#### What is needed
Repeat everything from the line holding "Give me the" to the line holding "Parse this screenshot: output", inclusive, exactly. Leave out the rest.

#### Dataset records

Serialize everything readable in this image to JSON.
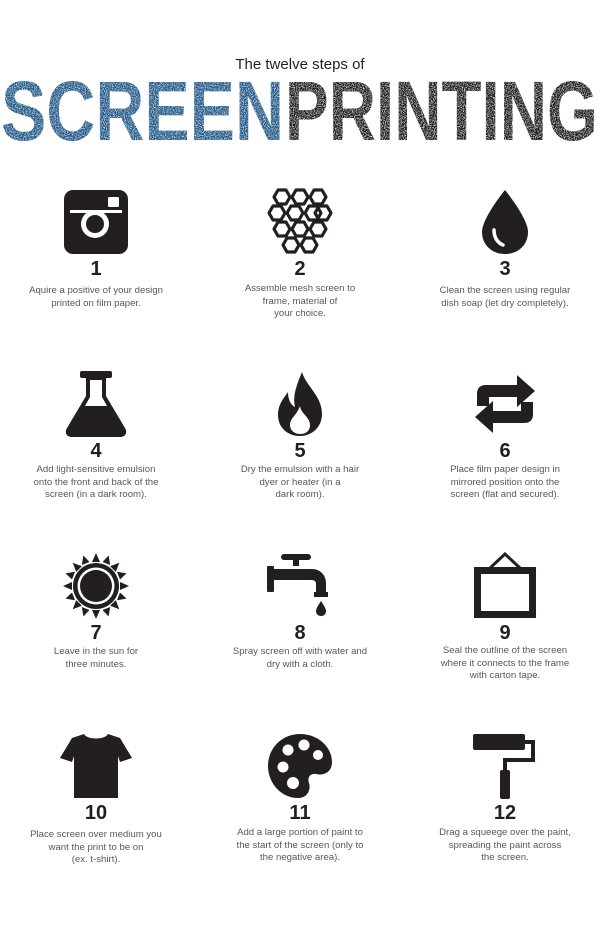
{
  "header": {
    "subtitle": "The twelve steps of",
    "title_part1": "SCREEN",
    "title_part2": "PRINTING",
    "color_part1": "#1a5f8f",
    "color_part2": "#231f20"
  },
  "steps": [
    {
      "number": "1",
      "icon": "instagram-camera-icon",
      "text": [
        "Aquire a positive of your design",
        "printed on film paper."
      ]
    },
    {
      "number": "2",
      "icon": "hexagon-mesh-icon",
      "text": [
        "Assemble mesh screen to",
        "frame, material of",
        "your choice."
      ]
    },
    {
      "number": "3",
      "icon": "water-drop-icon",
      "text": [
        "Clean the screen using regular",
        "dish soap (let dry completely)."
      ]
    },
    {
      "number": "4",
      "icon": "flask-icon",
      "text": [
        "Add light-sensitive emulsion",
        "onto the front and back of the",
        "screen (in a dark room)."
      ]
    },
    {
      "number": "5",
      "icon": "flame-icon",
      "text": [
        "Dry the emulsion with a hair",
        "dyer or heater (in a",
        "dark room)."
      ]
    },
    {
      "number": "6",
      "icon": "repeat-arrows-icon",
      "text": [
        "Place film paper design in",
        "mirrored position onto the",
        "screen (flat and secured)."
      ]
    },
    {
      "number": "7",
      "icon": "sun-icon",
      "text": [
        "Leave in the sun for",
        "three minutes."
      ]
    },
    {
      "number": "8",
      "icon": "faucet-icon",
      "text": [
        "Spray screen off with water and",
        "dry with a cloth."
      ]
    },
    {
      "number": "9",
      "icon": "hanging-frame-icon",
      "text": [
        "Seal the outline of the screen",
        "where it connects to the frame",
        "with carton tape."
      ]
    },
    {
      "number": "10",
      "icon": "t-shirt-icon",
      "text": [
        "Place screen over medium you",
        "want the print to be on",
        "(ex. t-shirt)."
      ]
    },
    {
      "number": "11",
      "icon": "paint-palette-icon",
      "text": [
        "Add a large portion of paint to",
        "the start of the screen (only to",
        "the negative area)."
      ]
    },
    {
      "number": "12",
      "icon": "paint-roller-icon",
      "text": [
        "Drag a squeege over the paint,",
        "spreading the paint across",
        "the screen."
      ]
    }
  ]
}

...

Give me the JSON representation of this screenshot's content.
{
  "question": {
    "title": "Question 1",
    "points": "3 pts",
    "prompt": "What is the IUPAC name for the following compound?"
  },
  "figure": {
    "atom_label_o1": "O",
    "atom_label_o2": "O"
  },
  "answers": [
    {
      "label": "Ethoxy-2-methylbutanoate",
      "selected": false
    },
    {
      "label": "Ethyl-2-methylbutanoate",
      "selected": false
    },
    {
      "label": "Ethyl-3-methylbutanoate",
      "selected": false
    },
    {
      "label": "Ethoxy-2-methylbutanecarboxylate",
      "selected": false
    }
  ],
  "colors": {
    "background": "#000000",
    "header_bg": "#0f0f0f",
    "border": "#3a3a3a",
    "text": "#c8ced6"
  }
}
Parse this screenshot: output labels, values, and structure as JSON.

#### Problem solution
Give me the JSON representation of this screenshot's content.
{
  "question": {
    "title": "Question 1",
    "points": "3 pts",
    "prompt": "What is the IUPAC name for the following compound?"
  },
  "figure": {
    "atom_label_o1": "O",
    "atom_label_o2": "O"
  },
  "answers": [
    {
      "label": "Ethoxy-2-methylbutanoate",
      "selected": false
    },
    {
      "label": "Ethyl-2-methylbutanoate",
      "selected": false
    },
    {
      "label": "Ethyl-3-methylbutanoate",
      "selected": false
    },
    {
      "label": "Ethoxy-2-methylbutanecarboxylate",
      "selected": false
    }
  ],
  "colors": {
    "background": "#000000",
    "header_bg": "#0f0f0f",
    "border": "#3a3a3a",
    "text": "#c8ced6"
  }
}
Parse this screenshot: output labels, values, and structure as JSON.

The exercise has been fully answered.